_TASK DESCRIPTION:_
Review the lines that follow and copy each one that contains the word "Windows".

-- start LISTED ENTRIES --

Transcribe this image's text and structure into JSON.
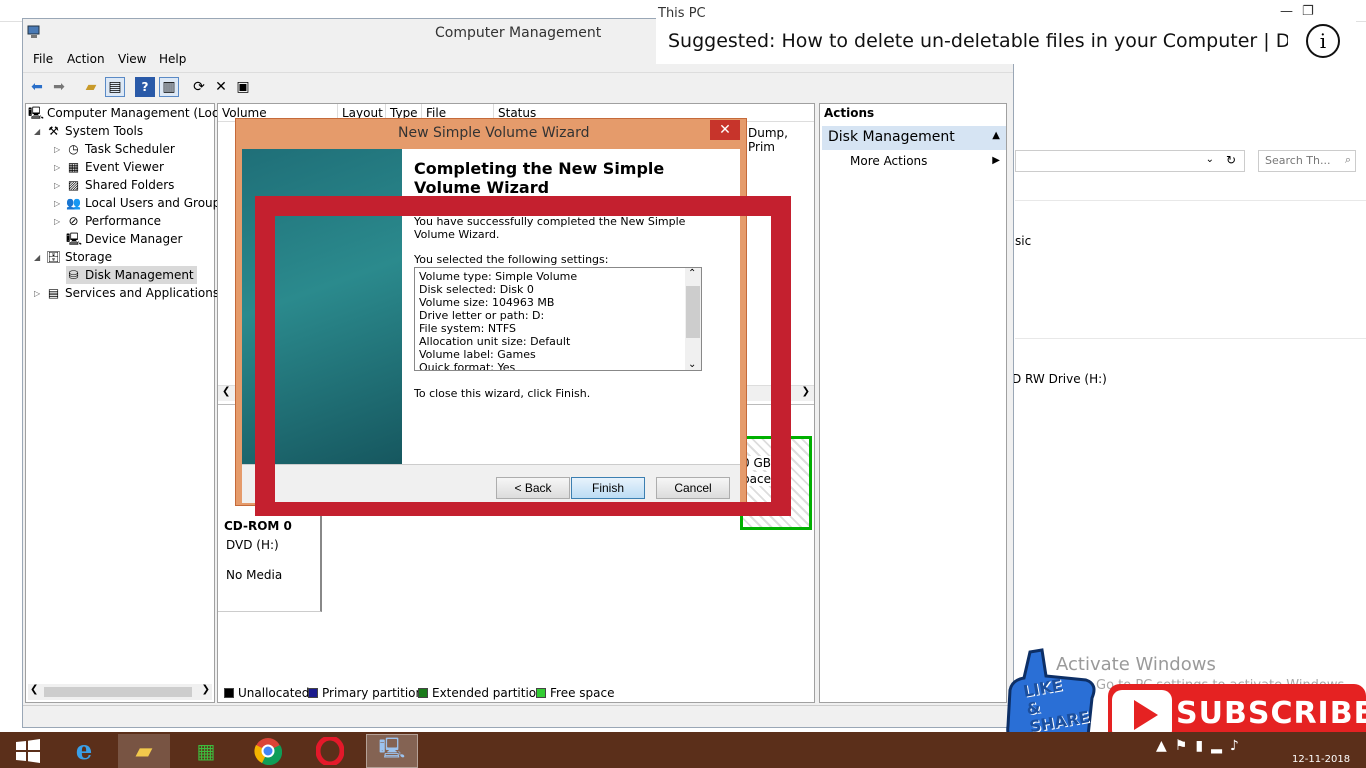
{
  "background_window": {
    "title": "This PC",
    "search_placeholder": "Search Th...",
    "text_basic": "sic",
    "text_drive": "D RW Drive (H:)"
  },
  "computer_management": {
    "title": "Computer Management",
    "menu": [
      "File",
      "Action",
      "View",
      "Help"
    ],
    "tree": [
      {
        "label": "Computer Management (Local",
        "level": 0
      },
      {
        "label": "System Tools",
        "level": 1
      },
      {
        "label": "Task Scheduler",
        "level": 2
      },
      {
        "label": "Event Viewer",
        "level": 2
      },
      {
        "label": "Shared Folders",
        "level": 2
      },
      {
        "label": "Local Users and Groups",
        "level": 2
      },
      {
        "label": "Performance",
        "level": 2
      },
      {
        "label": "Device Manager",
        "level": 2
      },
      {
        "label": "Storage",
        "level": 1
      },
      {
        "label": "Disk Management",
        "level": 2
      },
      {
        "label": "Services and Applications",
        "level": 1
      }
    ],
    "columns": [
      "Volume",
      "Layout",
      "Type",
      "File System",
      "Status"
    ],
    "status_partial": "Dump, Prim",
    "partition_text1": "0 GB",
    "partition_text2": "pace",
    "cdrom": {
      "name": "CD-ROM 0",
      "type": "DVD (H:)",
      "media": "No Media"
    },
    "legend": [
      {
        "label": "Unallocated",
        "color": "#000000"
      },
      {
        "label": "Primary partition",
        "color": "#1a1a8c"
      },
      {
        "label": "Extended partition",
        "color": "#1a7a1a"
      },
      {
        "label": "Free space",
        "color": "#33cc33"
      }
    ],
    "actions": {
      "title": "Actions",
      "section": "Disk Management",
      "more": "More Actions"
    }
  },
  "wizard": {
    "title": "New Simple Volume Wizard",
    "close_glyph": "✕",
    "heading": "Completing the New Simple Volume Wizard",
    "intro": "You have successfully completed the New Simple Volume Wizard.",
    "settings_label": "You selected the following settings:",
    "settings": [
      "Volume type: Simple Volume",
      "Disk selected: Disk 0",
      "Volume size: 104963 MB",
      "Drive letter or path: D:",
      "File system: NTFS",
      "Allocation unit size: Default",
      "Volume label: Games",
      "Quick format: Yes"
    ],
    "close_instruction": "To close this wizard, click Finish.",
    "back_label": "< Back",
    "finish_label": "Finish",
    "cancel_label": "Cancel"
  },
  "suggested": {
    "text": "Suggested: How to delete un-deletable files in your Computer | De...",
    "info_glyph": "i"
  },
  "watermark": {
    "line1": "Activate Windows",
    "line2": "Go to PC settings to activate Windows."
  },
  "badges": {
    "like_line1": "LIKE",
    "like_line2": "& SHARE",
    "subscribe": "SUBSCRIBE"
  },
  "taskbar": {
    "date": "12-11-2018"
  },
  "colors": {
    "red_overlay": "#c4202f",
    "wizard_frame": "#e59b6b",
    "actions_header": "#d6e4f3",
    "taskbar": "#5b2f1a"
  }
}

-- end LISTED ENTRIES --
-- start LISTED ENTRIES --

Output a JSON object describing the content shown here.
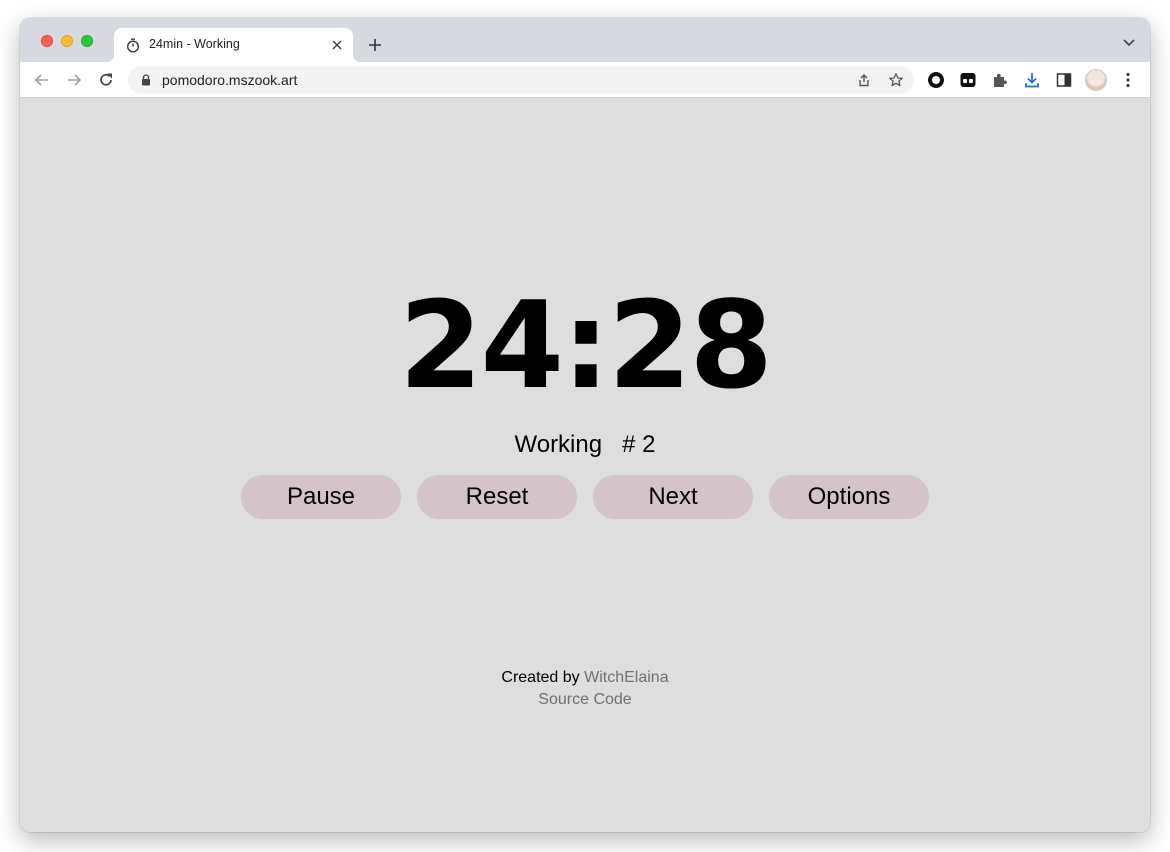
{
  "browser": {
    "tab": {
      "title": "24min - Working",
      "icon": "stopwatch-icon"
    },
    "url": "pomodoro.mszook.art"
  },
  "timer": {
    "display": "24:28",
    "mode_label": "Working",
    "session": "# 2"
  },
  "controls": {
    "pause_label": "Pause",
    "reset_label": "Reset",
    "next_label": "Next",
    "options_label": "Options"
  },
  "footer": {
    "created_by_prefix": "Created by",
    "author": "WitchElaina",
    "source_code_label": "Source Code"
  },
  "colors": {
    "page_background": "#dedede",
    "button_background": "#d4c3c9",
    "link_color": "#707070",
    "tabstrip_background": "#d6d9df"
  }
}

-- end LISTED ENTRIES --
-- start LISTED ENTRIES --

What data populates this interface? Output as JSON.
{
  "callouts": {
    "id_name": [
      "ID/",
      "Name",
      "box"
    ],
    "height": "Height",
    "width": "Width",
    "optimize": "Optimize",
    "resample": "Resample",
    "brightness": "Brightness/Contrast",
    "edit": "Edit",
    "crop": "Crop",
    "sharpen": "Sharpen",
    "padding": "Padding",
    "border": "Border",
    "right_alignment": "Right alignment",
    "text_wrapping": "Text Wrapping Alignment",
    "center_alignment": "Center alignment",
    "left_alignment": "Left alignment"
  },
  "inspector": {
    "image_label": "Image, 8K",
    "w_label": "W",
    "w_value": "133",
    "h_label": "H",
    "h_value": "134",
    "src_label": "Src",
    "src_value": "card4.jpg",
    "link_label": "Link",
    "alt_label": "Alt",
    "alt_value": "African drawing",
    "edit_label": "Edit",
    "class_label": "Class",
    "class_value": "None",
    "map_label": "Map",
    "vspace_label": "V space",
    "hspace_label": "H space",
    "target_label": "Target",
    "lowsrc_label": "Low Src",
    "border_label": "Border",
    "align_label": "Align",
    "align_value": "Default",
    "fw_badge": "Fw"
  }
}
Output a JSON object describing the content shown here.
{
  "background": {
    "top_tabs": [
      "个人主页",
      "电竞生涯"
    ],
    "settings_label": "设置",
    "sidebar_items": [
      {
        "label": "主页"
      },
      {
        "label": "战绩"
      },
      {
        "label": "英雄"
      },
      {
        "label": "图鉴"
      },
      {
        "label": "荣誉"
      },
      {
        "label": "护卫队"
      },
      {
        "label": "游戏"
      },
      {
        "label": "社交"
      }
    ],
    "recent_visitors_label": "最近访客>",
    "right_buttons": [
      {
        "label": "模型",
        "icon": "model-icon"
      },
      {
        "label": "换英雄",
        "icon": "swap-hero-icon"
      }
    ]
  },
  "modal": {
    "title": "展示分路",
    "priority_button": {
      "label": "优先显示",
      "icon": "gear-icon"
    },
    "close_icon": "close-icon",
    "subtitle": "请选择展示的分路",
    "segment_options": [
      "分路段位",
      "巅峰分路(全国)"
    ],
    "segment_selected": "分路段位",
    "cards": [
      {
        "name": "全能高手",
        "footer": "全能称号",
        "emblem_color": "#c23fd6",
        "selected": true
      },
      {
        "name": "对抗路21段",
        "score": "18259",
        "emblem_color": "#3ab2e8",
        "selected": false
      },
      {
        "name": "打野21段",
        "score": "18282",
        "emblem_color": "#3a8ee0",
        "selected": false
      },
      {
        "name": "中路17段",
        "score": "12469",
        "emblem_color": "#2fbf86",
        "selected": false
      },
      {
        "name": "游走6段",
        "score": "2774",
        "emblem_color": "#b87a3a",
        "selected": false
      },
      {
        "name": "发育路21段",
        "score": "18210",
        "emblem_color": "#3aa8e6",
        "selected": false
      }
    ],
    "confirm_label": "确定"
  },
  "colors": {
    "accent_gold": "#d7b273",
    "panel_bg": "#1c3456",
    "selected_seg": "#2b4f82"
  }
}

-- end LISTED ENTRIES --

_REPLY:_
    "line1": "Activate Windows",
    "line2": "Go to PC settings to activate Windows."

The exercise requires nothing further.